(RECORDS TO USE):
^^^^

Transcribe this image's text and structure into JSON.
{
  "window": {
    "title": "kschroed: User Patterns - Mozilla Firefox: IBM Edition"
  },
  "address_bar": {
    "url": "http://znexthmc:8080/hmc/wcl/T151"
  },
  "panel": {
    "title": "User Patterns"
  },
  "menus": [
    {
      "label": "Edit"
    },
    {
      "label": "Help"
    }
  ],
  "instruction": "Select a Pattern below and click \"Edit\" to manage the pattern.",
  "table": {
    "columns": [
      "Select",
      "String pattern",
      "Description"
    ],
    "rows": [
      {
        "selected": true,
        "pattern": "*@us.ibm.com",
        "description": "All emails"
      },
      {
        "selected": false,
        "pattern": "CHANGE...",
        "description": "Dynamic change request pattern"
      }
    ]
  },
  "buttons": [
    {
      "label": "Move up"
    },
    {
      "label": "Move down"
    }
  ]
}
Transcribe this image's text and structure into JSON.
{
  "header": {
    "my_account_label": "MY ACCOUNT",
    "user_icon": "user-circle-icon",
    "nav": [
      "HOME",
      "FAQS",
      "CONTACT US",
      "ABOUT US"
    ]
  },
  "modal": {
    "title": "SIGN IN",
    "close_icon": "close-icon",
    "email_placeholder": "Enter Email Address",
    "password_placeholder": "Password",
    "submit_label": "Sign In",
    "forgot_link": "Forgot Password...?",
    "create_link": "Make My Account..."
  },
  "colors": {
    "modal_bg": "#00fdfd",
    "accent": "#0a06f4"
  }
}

^^^^

(WHAT YOU NEED TO DO): Write out every entry word for word.

(REPLY):
Transcribe this image's text and structure into JSON.
{
  "window": {
    "title": "kschroed: User Patterns - Mozilla Firefox: IBM Edition"
  },
  "address_bar": {
    "url": "http://znexthmc:8080/hmc/wcl/T151"
  },
  "panel": {
    "title": "User Patterns"
  },
  "menus": [
    {
      "label": "Edit"
    },
    {
      "label": "Help"
    }
  ],
  "instruction": "Select a Pattern below and click \"Edit\" to manage the pattern.",
  "table": {
    "columns": [
      "Select",
      "String pattern",
      "Description"
    ],
    "rows": [
      {
        "selected": true,
        "pattern": "*@us.ibm.com",
        "description": "All emails"
      },
      {
        "selected": false,
        "pattern": "CHANGE...",
        "description": "Dynamic change request pattern"
      }
    ]
  },
  "buttons": [
    {
      "label": "Move up"
    },
    {
      "label": "Move down"
    }
  ]
}
Transcribe this image's text and structure into JSON.
{
  "header": {
    "my_account_label": "MY ACCOUNT",
    "user_icon": "user-circle-icon",
    "nav": [
      "HOME",
      "FAQS",
      "CONTACT US",
      "ABOUT US"
    ]
  },
  "modal": {
    "title": "SIGN IN",
    "close_icon": "close-icon",
    "email_placeholder": "Enter Email Address",
    "password_placeholder": "Password",
    "submit_label": "Sign In",
    "forgot_link": "Forgot Password...?",
    "create_link": "Make My Account..."
  },
  "colors": {
    "modal_bg": "#00fdfd",
    "accent": "#0a06f4"
  }
}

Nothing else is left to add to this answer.